◆ **What you should do**
Find every line in the records below that holds the word "current" and copy it.

--- Start of Records for this exercise ---

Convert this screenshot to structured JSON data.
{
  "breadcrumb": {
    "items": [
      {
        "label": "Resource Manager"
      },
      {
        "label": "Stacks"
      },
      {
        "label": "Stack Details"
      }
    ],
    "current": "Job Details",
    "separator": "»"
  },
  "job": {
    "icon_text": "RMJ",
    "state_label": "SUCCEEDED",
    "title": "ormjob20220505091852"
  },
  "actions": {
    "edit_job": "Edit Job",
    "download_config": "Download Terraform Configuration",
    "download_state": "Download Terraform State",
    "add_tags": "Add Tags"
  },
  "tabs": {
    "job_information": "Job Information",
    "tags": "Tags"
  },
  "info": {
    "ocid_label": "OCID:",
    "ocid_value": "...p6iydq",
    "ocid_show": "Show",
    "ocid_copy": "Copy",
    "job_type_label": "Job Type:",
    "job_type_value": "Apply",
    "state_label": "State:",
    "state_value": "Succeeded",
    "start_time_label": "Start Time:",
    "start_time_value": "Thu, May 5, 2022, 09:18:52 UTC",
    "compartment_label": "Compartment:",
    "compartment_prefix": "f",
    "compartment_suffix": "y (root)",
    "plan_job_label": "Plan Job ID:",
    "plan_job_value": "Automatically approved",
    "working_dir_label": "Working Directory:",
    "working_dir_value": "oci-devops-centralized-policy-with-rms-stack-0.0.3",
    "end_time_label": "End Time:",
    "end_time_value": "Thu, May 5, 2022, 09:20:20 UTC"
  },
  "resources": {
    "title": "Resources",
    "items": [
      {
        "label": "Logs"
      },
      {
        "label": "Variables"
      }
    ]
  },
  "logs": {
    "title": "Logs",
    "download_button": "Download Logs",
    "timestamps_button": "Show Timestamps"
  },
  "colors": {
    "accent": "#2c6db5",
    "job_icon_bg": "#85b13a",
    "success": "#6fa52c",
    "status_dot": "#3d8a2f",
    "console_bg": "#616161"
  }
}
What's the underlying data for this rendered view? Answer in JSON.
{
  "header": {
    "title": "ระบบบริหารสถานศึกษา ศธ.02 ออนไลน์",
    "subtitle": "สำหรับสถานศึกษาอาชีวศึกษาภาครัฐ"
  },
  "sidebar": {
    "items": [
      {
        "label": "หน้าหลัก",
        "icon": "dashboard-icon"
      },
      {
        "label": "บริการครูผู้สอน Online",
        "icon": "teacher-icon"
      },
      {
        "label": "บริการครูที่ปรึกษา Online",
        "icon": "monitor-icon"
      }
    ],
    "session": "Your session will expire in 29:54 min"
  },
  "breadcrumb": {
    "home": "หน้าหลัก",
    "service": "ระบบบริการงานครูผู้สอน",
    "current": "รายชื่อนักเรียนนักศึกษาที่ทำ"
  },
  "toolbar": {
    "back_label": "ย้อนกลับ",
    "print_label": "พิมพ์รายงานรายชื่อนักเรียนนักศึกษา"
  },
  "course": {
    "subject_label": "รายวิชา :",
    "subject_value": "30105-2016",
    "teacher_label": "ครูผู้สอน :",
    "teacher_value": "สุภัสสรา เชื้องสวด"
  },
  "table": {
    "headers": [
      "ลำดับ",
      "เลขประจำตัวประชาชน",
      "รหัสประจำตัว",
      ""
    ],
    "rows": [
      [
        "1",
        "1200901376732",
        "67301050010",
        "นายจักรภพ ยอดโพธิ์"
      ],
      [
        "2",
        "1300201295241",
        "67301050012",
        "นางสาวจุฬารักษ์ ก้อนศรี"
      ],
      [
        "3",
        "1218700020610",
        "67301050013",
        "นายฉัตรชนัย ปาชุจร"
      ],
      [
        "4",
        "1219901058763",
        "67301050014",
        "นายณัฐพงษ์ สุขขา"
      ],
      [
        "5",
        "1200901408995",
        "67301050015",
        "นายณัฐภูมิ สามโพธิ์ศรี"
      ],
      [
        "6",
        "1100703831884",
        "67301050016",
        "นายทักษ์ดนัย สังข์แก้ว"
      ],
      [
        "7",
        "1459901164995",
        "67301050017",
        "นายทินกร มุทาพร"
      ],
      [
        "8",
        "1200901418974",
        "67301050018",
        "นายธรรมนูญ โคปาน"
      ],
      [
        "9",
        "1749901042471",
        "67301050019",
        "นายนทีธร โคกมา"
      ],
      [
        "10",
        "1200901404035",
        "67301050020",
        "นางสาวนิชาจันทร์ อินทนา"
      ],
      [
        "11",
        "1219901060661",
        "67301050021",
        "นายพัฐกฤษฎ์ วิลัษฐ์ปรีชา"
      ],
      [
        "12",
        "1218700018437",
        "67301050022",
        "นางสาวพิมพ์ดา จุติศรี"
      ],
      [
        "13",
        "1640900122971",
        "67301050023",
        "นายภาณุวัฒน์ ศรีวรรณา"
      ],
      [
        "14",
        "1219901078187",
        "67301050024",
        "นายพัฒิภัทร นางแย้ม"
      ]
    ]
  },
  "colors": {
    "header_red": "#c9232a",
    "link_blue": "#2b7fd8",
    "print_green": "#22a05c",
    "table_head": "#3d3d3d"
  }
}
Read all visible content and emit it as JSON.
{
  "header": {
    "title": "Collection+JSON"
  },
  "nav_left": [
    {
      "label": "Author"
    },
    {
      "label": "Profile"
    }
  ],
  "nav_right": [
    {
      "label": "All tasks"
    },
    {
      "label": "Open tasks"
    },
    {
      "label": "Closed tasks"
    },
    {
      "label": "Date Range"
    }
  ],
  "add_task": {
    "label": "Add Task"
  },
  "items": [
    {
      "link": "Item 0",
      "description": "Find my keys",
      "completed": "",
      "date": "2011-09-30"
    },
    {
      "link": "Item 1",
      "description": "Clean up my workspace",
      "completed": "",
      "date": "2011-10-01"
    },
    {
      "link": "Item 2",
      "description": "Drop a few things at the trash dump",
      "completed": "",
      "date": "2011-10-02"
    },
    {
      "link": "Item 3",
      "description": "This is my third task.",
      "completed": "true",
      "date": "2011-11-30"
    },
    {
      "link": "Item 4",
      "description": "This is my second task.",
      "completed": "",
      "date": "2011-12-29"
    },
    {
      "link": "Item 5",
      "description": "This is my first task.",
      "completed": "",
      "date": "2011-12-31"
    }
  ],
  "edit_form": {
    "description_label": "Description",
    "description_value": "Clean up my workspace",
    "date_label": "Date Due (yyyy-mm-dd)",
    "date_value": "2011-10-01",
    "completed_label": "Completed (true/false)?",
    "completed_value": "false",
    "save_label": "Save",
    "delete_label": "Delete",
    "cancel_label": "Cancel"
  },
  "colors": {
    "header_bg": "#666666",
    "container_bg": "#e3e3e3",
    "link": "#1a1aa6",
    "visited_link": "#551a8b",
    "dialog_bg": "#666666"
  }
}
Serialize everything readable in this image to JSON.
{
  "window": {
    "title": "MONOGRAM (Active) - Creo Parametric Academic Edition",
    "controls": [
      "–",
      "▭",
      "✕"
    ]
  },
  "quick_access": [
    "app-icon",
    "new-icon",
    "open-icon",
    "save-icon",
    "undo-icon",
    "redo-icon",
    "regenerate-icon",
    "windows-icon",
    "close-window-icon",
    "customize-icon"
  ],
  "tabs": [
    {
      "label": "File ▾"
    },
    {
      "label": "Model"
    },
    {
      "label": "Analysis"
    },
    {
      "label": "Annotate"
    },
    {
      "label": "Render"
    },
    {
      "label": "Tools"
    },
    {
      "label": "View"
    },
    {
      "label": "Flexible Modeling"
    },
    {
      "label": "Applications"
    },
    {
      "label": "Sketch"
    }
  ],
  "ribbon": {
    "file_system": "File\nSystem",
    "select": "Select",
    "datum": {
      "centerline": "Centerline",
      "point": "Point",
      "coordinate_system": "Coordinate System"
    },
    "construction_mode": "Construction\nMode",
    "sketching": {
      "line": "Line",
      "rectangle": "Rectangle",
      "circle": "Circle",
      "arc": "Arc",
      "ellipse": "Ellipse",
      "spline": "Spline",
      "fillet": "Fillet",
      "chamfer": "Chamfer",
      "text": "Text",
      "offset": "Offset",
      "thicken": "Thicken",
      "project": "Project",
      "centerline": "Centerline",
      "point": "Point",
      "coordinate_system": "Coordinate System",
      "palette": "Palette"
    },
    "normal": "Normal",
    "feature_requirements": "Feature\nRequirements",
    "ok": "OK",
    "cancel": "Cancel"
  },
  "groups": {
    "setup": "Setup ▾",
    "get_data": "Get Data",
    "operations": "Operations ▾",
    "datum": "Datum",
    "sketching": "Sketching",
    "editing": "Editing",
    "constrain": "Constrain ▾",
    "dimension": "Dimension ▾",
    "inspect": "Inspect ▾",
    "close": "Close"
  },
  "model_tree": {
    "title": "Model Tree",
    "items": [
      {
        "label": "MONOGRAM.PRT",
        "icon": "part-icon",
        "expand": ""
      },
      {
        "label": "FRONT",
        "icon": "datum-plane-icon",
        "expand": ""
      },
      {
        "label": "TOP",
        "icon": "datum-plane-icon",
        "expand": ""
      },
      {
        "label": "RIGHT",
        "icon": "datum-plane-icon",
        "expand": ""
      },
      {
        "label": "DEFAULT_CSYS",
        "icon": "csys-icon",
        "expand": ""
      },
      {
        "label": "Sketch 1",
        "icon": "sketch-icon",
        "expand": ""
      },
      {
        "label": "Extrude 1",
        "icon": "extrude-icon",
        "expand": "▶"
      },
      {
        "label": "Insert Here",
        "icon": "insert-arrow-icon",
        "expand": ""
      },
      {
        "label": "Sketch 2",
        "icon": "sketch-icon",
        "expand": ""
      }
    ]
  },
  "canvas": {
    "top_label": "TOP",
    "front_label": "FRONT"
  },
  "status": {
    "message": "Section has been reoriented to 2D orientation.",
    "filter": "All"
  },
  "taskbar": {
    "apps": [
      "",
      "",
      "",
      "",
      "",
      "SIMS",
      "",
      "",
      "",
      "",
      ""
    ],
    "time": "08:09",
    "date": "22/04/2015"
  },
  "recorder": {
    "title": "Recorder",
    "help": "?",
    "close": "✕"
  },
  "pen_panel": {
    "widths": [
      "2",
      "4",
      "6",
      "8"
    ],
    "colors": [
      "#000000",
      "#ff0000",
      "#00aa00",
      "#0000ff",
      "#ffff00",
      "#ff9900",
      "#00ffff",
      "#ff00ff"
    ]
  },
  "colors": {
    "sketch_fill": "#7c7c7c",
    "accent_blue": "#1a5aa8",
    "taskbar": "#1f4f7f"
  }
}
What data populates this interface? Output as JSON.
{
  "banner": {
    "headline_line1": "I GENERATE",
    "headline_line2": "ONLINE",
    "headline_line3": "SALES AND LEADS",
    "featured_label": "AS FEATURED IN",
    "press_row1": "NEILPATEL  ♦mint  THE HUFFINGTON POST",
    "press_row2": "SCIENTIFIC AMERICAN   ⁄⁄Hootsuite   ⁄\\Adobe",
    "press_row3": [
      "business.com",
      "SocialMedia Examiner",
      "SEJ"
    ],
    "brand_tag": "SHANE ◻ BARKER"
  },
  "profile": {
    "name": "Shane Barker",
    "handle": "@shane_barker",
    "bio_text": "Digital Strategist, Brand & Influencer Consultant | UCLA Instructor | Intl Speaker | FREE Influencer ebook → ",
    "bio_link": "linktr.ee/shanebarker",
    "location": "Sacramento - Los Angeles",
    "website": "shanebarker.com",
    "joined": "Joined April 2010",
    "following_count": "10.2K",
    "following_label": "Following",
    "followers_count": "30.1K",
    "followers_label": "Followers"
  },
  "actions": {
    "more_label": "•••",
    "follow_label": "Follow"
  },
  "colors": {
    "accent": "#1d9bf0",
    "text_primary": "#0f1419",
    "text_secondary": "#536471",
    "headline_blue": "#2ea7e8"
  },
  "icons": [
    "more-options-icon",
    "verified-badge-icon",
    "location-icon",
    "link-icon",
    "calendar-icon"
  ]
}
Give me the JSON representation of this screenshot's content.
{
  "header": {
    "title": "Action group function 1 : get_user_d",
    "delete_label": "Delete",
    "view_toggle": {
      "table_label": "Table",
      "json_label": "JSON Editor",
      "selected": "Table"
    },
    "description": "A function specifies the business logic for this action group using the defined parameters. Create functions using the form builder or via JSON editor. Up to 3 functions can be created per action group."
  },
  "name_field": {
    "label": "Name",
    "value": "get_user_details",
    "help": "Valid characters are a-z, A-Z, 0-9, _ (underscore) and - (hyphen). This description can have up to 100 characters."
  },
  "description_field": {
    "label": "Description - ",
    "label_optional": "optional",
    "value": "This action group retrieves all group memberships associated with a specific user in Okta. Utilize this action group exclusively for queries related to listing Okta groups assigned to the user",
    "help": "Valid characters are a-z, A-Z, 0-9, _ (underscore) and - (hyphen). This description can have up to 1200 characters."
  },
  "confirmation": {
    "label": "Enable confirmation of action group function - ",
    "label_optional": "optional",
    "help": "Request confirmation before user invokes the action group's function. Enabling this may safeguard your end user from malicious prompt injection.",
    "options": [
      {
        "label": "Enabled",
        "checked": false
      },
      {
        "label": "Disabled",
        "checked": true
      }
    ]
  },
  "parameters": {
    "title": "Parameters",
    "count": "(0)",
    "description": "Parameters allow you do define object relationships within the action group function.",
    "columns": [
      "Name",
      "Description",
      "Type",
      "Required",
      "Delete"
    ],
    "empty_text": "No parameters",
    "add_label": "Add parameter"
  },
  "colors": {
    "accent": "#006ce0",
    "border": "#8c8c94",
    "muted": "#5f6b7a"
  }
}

--- End of Records for this exercise ---

◆ **Answer in full**
    "current": "Job Details",
    "current": "รายชื่อนักเรียนนักศึกษาที่ทำ"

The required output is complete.